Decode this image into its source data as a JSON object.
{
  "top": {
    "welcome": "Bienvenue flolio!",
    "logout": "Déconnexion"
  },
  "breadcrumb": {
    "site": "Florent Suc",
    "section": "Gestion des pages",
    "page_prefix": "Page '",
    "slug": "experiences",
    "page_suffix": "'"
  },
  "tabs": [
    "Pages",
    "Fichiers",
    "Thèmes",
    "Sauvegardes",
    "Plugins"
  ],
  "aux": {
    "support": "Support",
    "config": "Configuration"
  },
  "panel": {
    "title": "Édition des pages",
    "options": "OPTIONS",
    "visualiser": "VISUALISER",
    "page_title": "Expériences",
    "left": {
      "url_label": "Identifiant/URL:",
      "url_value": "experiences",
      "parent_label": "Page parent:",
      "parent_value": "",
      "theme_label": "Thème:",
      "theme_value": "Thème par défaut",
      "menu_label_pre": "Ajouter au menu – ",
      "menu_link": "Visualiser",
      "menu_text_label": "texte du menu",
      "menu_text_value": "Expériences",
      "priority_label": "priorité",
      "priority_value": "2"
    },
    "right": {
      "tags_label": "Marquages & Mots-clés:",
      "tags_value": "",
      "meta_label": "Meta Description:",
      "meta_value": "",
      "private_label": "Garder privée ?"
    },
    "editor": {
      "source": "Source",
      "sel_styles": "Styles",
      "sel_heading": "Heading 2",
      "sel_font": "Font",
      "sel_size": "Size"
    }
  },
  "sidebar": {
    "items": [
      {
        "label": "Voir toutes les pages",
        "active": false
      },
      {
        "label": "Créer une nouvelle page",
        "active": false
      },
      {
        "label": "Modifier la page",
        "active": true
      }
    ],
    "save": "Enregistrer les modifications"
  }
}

☆ ☆ ☆ ☆ ☆

- [Given problem] From the entries above, collect every line with the string "Expériences" in it.

- [Exercise solution]
    "page_title": "Expériences",
      "menu_text_value": "Expériences",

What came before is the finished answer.